What to produce: Every line below must be reproduced exactly. Copy them all.

Data rows:
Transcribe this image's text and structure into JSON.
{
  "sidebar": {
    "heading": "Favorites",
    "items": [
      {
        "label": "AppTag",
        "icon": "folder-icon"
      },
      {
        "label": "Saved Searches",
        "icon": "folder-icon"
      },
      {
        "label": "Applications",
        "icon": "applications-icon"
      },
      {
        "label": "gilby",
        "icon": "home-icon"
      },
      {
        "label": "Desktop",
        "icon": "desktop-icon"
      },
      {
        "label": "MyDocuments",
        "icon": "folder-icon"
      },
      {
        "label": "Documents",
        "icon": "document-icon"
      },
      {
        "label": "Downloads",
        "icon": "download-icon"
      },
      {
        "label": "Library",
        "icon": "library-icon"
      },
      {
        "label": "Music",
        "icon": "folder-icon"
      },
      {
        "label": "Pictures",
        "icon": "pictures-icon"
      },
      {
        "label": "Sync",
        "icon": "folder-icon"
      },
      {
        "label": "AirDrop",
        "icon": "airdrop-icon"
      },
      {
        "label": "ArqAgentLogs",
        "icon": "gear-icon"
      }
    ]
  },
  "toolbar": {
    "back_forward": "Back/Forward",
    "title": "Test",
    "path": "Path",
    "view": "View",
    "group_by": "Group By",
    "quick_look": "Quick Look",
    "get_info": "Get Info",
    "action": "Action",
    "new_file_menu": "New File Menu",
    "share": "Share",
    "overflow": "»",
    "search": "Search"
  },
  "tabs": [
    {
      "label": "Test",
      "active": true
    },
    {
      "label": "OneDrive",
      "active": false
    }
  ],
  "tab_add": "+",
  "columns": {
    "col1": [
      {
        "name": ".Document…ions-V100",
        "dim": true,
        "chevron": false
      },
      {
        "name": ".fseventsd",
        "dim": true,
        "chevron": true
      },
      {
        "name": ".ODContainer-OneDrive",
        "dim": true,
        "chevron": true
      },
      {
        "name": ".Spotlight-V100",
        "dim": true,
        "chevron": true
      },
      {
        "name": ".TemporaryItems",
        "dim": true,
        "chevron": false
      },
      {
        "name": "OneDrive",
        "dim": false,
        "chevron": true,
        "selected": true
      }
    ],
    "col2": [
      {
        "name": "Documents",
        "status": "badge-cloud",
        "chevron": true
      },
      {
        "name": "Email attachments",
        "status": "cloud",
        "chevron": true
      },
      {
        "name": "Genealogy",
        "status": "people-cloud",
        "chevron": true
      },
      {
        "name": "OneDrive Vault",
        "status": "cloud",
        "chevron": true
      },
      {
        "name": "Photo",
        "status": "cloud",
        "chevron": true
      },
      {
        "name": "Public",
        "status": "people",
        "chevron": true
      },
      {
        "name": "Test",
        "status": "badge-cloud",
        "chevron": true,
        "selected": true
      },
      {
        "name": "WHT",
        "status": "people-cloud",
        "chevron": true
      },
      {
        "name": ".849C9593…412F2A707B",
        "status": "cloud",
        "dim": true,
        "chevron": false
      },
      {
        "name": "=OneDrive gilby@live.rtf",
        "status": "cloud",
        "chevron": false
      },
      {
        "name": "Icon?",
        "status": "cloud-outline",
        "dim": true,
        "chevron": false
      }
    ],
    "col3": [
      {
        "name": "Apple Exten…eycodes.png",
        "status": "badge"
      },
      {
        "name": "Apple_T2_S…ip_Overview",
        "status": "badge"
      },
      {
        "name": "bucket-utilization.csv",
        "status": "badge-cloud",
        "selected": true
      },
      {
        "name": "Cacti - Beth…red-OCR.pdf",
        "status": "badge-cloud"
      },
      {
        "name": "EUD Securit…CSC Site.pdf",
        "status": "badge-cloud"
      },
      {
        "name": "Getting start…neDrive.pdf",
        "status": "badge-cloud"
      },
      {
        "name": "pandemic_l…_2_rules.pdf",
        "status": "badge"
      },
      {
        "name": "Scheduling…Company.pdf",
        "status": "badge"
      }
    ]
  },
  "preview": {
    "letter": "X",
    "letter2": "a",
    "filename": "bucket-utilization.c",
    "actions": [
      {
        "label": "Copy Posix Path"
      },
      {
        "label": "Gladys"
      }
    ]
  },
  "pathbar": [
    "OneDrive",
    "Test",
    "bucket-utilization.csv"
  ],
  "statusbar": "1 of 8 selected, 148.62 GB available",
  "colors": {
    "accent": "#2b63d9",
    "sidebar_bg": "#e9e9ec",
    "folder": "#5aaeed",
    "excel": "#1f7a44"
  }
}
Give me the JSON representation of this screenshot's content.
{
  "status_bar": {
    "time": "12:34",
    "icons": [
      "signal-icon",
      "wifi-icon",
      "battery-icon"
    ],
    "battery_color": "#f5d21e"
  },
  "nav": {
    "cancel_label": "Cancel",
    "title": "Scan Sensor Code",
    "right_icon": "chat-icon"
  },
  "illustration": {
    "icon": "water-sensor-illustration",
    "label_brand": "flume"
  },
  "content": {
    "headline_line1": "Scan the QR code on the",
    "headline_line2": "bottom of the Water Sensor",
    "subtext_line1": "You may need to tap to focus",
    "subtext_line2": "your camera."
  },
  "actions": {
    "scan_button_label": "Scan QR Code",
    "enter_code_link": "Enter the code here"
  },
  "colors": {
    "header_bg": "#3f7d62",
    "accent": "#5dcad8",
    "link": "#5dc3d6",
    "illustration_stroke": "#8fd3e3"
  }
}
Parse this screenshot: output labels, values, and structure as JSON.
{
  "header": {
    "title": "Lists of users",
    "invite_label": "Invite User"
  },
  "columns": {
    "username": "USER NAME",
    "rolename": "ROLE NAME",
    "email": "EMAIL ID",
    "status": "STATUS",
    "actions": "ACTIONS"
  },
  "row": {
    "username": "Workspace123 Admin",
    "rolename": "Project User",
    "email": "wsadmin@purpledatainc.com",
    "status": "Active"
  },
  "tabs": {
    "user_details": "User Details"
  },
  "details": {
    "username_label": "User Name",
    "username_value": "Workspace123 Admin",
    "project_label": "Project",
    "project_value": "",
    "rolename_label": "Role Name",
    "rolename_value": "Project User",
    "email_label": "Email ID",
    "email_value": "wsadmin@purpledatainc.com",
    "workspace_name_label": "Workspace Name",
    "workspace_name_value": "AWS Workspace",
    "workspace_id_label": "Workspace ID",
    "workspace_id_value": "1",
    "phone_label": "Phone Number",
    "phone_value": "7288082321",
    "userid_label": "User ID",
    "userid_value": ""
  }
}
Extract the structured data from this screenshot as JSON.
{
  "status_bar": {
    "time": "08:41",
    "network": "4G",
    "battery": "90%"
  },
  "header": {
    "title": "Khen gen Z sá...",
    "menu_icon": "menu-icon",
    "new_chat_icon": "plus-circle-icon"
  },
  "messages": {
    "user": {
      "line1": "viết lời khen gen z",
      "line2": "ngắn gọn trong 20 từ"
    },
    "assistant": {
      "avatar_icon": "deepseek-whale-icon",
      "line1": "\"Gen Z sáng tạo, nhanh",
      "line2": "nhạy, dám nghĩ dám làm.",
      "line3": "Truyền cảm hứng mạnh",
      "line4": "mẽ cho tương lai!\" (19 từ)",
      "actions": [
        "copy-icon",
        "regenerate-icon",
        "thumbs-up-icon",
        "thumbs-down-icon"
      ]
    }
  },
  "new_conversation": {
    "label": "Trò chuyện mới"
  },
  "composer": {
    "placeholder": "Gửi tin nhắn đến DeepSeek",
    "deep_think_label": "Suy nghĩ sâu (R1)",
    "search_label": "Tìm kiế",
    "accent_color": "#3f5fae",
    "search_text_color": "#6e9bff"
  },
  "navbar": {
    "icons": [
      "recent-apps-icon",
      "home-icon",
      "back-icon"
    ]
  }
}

Complete response:
Transcribe this image's text and structure into JSON.
{
  "sidebar": {
    "heading": "Favorites",
    "items": [
      {
        "label": "AppTag",
        "icon": "folder-icon"
      },
      {
        "label": "Saved Searches",
        "icon": "folder-icon"
      },
      {
        "label": "Applications",
        "icon": "applications-icon"
      },
      {
        "label": "gilby",
        "icon": "home-icon"
      },
      {
        "label": "Desktop",
        "icon": "desktop-icon"
      },
      {
        "label": "MyDocuments",
        "icon": "folder-icon"
      },
      {
        "label": "Documents",
        "icon": "document-icon"
      },
      {
        "label": "Downloads",
        "icon": "download-icon"
      },
      {
        "label": "Library",
        "icon": "library-icon"
      },
      {
        "label": "Music",
        "icon": "folder-icon"
      },
      {
        "label": "Pictures",
        "icon": "pictures-icon"
      },
      {
        "label": "Sync",
        "icon": "folder-icon"
      },
      {
        "label": "AirDrop",
        "icon": "airdrop-icon"
      },
      {
        "label": "ArqAgentLogs",
        "icon": "gear-icon"
      }
    ]
  },
  "toolbar": {
    "back_forward": "Back/Forward",
    "title": "Test",
    "path": "Path",
    "view": "View",
    "group_by": "Group By",
    "quick_look": "Quick Look",
    "get_info": "Get Info",
    "action": "Action",
    "new_file_menu": "New File Menu",
    "share": "Share",
    "overflow": "»",
    "search": "Search"
  },
  "tabs": [
    {
      "label": "Test",
      "active": true
    },
    {
      "label": "OneDrive",
      "active": false
    }
  ],
  "tab_add": "+",
  "columns": {
    "col1": [
      {
        "name": ".Document…ions-V100",
        "dim": true,
        "chevron": false
      },
      {
        "name": ".fseventsd",
        "dim": true,
        "chevron": true
      },
      {
        "name": ".ODContainer-OneDrive",
        "dim": true,
        "chevron": true
      },
      {
        "name": ".Spotlight-V100",
        "dim": true,
        "chevron": true
      },
      {
        "name": ".TemporaryItems",
        "dim": true,
        "chevron": false
      },
      {
        "name": "OneDrive",
        "dim": false,
        "chevron": true,
        "selected": true
      }
    ],
    "col2": [
      {
        "name": "Documents",
        "status": "badge-cloud",
        "chevron": true
      },
      {
        "name": "Email attachments",
        "status": "cloud",
        "chevron": true
      },
      {
        "name": "Genealogy",
        "status": "people-cloud",
        "chevron": true
      },
      {
        "name": "OneDrive Vault",
        "status": "cloud",
        "chevron": true
      },
      {
        "name": "Photo",
        "status": "cloud",
        "chevron": true
      },
      {
        "name": "Public",
        "status": "people",
        "chevron": true
      },
      {
        "name": "Test",
        "status": "badge-cloud",
        "chevron": true,
        "selected": true
      },
      {
        "name": "WHT",
        "status": "people-cloud",
        "chevron": true
      },
      {
        "name": ".849C9593…412F2A707B",
        "status": "cloud",
        "dim": true,
        "chevron": false
      },
      {
        "name": "=OneDrive gilby@live.rtf",
        "status": "cloud",
        "chevron": false
      },
      {
        "name": "Icon?",
        "status": "cloud-outline",
        "dim": true,
        "chevron": false
      }
    ],
    "col3": [
      {
        "name": "Apple Exten…eycodes.png",
        "status": "badge"
      },
      {
        "name": "Apple_T2_S…ip_Overview",
        "status": "badge"
      },
      {
        "name": "bucket-utilization.csv",
        "status": "badge-cloud",
        "selected": true
      },
      {
        "name": "Cacti - Beth…red-OCR.pdf",
        "status": "badge-cloud"
      },
      {
        "name": "EUD Securit…CSC Site.pdf",
        "status": "badge-cloud"
      },
      {
        "name": "Getting start…neDrive.pdf",
        "status": "badge-cloud"
      },
      {
        "name": "pandemic_l…_2_rules.pdf",
        "status": "badge"
      },
      {
        "name": "Scheduling…Company.pdf",
        "status": "badge"
      }
    ]
  },
  "preview": {
    "letter": "X",
    "letter2": "a",
    "filename": "bucket-utilization.c",
    "actions": [
      {
        "label": "Copy Posix Path"
      },
      {
        "label": "Gladys"
      }
    ]
  },
  "pathbar": [
    "OneDrive",
    "Test",
    "bucket-utilization.csv"
  ],
  "statusbar": "1 of 8 selected, 148.62 GB available",
  "colors": {
    "accent": "#2b63d9",
    "sidebar_bg": "#e9e9ec",
    "folder": "#5aaeed",
    "excel": "#1f7a44"
  }
}
Give me the JSON representation of this screenshot's content.
{
  "status_bar": {
    "time": "12:34",
    "icons": [
      "signal-icon",
      "wifi-icon",
      "battery-icon"
    ],
    "battery_color": "#f5d21e"
  },
  "nav": {
    "cancel_label": "Cancel",
    "title": "Scan Sensor Code",
    "right_icon": "chat-icon"
  },
  "illustration": {
    "icon": "water-sensor-illustration",
    "label_brand": "flume"
  },
  "content": {
    "headline_line1": "Scan the QR code on the",
    "headline_line2": "bottom of the Water Sensor",
    "subtext_line1": "You may need to tap to focus",
    "subtext_line2": "your camera."
  },
  "actions": {
    "scan_button_label": "Scan QR Code",
    "enter_code_link": "Enter the code here"
  },
  "colors": {
    "header_bg": "#3f7d62",
    "accent": "#5dcad8",
    "link": "#5dc3d6",
    "illustration_stroke": "#8fd3e3"
  }
}
Parse this screenshot: output labels, values, and structure as JSON.
{
  "header": {
    "title": "Lists of users",
    "invite_label": "Invite User"
  },
  "columns": {
    "username": "USER NAME",
    "rolename": "ROLE NAME",
    "email": "EMAIL ID",
    "status": "STATUS",
    "actions": "ACTIONS"
  },
  "row": {
    "username": "Workspace123 Admin",
    "rolename": "Project User",
    "email": "wsadmin@purpledatainc.com",
    "status": "Active"
  },
  "tabs": {
    "user_details": "User Details"
  },
  "details": {
    "username_label": "User Name",
    "username_value": "Workspace123 Admin",
    "project_label": "Project",
    "project_value": "",
    "rolename_label": "Role Name",
    "rolename_value": "Project User",
    "email_label": "Email ID",
    "email_value": "wsadmin@purpledatainc.com",
    "workspace_name_label": "Workspace Name",
    "workspace_name_value": "AWS Workspace",
    "workspace_id_label": "Workspace ID",
    "workspace_id_value": "1",
    "phone_label": "Phone Number",
    "phone_value": "7288082321",
    "userid_label": "User ID",
    "userid_value": ""
  }
}
Extract the structured data from this screenshot as JSON.
{
  "status_bar": {
    "time": "08:41",
    "network": "4G",
    "battery": "90%"
  },
  "header": {
    "title": "Khen gen Z sá...",
    "menu_icon": "menu-icon",
    "new_chat_icon": "plus-circle-icon"
  },
  "messages": {
    "user": {
      "line1": "viết lời khen gen z",
      "line2": "ngắn gọn trong 20 từ"
    },
    "assistant": {
      "avatar_icon": "deepseek-whale-icon",
      "line1": "\"Gen Z sáng tạo, nhanh",
      "line2": "nhạy, dám nghĩ dám làm.",
      "line3": "Truyền cảm hứng mạnh",
      "line4": "mẽ cho tương lai!\" (19 từ)",
      "actions": [
        "copy-icon",
        "regenerate-icon",
        "thumbs-up-icon",
        "thumbs-down-icon"
      ]
    }
  },
  "new_conversation": {
    "label": "Trò chuyện mới"
  },
  "composer": {
    "placeholder": "Gửi tin nhắn đến DeepSeek",
    "deep_think_label": "Suy nghĩ sâu (R1)",
    "search_label": "Tìm kiế",
    "accent_color": "#3f5fae",
    "search_text_color": "#6e9bff"
  },
  "navbar": {
    "icons": [
      "recent-apps-icon",
      "home-icon",
      "back-icon"
    ]
  }
}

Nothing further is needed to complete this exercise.